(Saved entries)
▬▬▬▬▬▬▬▬▬▬

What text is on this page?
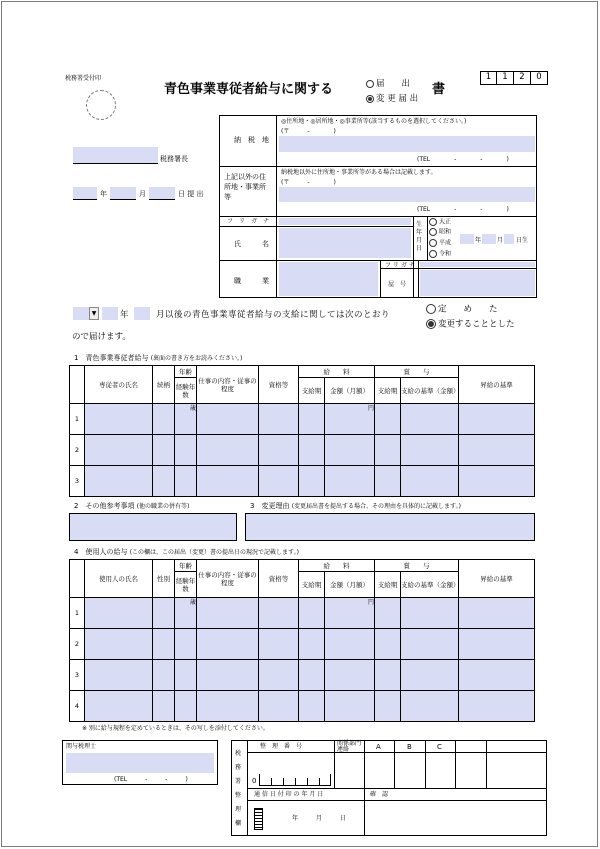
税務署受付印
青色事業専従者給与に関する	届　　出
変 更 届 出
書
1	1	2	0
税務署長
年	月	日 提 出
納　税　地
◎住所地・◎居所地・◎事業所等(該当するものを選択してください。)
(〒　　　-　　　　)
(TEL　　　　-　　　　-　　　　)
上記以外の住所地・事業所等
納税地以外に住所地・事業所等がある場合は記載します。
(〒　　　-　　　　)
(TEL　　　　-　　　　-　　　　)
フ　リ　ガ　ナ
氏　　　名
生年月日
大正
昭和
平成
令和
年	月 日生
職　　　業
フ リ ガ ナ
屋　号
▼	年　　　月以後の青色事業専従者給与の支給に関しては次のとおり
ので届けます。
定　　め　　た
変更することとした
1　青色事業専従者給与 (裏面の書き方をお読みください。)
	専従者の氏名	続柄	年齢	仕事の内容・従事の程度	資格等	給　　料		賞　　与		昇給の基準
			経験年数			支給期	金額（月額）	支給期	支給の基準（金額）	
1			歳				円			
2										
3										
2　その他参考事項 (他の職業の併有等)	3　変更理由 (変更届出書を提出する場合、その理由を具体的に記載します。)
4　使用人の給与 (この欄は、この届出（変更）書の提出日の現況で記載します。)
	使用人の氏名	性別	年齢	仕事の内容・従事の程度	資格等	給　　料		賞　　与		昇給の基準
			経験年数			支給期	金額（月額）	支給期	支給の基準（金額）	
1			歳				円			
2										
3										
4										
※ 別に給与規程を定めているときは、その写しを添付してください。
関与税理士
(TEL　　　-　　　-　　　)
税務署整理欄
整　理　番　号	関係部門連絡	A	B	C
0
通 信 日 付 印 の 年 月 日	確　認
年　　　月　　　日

▬▬▬▬▬▬▬▬▬▬

- DESCRIPTION OF THE TASK -
Without the pictures, transcribe the listing above exactly.

- ANSWER TO THIS TASK -
What text is on this page?
税務署受付印
青色事業専従者給与に関する	届　　出
変 更 届 出
書
1	1	2	0
税務署長
年	月	日 提 出
納　税　地
◎住所地・◎居所地・◎事業所等(該当するものを選択してください。)
(〒　　　-　　　　)
(TEL　　　　-　　　　-　　　　)
上記以外の住所地・事業所等
納税地以外に住所地・事業所等がある場合は記載します。
(〒　　　-　　　　)
(TEL　　　　-　　　　-　　　　)
フ　リ　ガ　ナ
氏　　　名
生年月日
大正
昭和
平成
令和
年	月 日生
職　　　業
フ リ ガ ナ
屋　号
▼	年　　　月以後の青色事業専従者給与の支給に関しては次のとおり
ので届けます。
定　　め　　た
変更することとした
1　青色事業専従者給与 (裏面の書き方をお読みください。)
	専従者の氏名	続柄	年齢	仕事の内容・従事の程度	資格等	給　　料		賞　　与		昇給の基準
			経験年数			支給期	金額（月額）	支給期	支給の基準（金額）	
1			歳				円			
2										
3										
2　その他参考事項 (他の職業の併有等)	3　変更理由 (変更届出書を提出する場合、その理由を具体的に記載します。)
4　使用人の給与 (この欄は、この届出（変更）書の提出日の現況で記載します。)
	使用人の氏名	性別	年齢	仕事の内容・従事の程度	資格等	給　　料		賞　　与		昇給の基準
			経験年数			支給期	金額（月額）	支給期	支給の基準（金額）	
1			歳				円			
2										
3										
4										
※ 別に給与規程を定めているときは、その写しを添付してください。
関与税理士
(TEL　　　-　　　-　　　)
税務署整理欄
整　理　番　号	関係部門連絡	A	B	C
0
通 信 日 付 印 の 年 月 日	確　認
年　　　月　　　日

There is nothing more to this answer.